(Stored data)
——

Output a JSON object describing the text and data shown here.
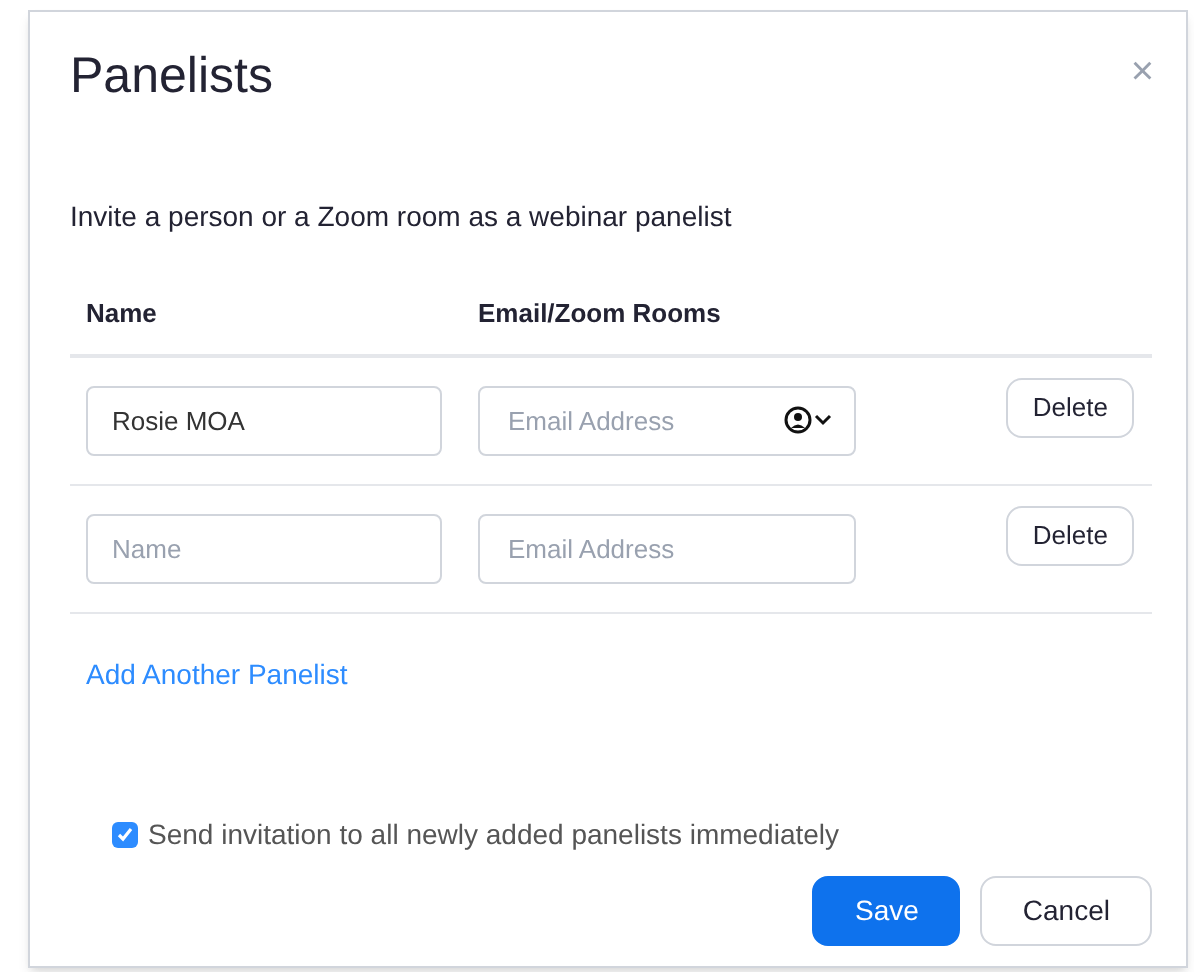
{
  "dialog": {
    "title": "Panelists",
    "close": "×",
    "intro": "Invite a person or a Zoom room as a webinar panelist"
  },
  "columns": [
    "Name",
    "Email/Zoom Rooms"
  ],
  "rows": [
    {
      "name": {
        "value": "Rosie MOA"
      },
      "email": {
        "placeholder": "Email Address"
      },
      "contact_picker": true,
      "delete": "Delete"
    },
    {
      "name": {
        "placeholder": "Name"
      },
      "email": {
        "placeholder": "Email Address"
      },
      "contact_picker": false,
      "delete": "Delete"
    }
  ],
  "add_link": "Add Another Panelist",
  "send_invitation": {
    "label": "Send invitation to all newly added panelists immediately",
    "checked": true
  },
  "buttons": [
    {
      "label": "Save",
      "kind": "primary"
    },
    {
      "label": "Cancel",
      "kind": "secondary"
    }
  ]
}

——

Objective ▸ Copy in full each line that holds the word "Zoom".

Written answer ▸
    "intro": "Invite a person or a Zoom room as a webinar panelist"
    "Email/Zoom Rooms"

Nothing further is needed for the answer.